> [Saved data entries]
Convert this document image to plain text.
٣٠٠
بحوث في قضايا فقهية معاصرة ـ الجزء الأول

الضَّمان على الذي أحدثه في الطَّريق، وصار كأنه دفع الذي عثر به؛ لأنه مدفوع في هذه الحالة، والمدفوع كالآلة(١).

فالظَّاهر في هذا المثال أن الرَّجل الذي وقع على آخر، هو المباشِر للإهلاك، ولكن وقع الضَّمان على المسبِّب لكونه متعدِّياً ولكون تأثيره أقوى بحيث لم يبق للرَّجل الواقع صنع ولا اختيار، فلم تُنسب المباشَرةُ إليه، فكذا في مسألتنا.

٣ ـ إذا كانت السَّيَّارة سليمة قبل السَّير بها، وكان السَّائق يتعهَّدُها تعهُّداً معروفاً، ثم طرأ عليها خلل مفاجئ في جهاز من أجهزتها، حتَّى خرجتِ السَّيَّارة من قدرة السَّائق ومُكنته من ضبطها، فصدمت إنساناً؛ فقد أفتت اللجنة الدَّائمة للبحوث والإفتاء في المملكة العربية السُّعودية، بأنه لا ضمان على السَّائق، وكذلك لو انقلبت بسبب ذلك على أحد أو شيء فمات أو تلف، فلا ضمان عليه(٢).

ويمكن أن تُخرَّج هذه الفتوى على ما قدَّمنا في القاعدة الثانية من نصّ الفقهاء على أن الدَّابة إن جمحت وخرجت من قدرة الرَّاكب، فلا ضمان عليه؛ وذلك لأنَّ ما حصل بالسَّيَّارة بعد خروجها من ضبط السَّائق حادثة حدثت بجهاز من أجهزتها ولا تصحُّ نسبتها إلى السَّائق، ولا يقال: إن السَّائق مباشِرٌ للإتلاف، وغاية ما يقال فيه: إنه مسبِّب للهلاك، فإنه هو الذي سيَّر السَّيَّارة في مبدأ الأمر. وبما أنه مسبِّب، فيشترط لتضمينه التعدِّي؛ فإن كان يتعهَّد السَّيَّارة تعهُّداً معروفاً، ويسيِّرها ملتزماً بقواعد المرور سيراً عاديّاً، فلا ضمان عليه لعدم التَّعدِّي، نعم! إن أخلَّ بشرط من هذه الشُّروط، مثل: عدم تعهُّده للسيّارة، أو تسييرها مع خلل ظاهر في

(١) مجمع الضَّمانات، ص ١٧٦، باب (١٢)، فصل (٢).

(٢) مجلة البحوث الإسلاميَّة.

> [Given exercise] Make an exact copy of every line in the data.

> [Solution below]
Convert this document image to plain text.
٣٠٠
بحوث في قضايا فقهية معاصرة ـ الجزء الأول

الضَّمان على الذي أحدثه في الطَّريق، وصار كأنه دفع الذي عثر به؛ لأنه مدفوع في هذه الحالة، والمدفوع كالآلة(١).

فالظَّاهر في هذا المثال أن الرَّجل الذي وقع على آخر، هو المباشِر للإهلاك، ولكن وقع الضَّمان على المسبِّب لكونه متعدِّياً ولكون تأثيره أقوى بحيث لم يبق للرَّجل الواقع صنع ولا اختيار، فلم تُنسب المباشَرةُ إليه، فكذا في مسألتنا.

٣ ـ إذا كانت السَّيَّارة سليمة قبل السَّير بها، وكان السَّائق يتعهَّدُها تعهُّداً معروفاً، ثم طرأ عليها خلل مفاجئ في جهاز من أجهزتها، حتَّى خرجتِ السَّيَّارة من قدرة السَّائق ومُكنته من ضبطها، فصدمت إنساناً؛ فقد أفتت اللجنة الدَّائمة للبحوث والإفتاء في المملكة العربية السُّعودية، بأنه لا ضمان على السَّائق، وكذلك لو انقلبت بسبب ذلك على أحد أو شيء فمات أو تلف، فلا ضمان عليه(٢).

ويمكن أن تُخرَّج هذه الفتوى على ما قدَّمنا في القاعدة الثانية من نصّ الفقهاء على أن الدَّابة إن جمحت وخرجت من قدرة الرَّاكب، فلا ضمان عليه؛ وذلك لأنَّ ما حصل بالسَّيَّارة بعد خروجها من ضبط السَّائق حادثة حدثت بجهاز من أجهزتها ولا تصحُّ نسبتها إلى السَّائق، ولا يقال: إن السَّائق مباشِرٌ للإتلاف، وغاية ما يقال فيه: إنه مسبِّب للهلاك، فإنه هو الذي سيَّر السَّيَّارة في مبدأ الأمر. وبما أنه مسبِّب، فيشترط لتضمينه التعدِّي؛ فإن كان يتعهَّد السَّيَّارة تعهُّداً معروفاً، ويسيِّرها ملتزماً بقواعد المرور سيراً عاديّاً، فلا ضمان عليه لعدم التَّعدِّي، نعم! إن أخلَّ بشرط من هذه الشُّروط، مثل: عدم تعهُّده للسيّارة، أو تسييرها مع خلل ظاهر في

(١) مجمع الضَّمانات، ص ١٧٦، باب (١٢)، فصل (٢).

(٢) مجلة البحوث الإسلاميَّة.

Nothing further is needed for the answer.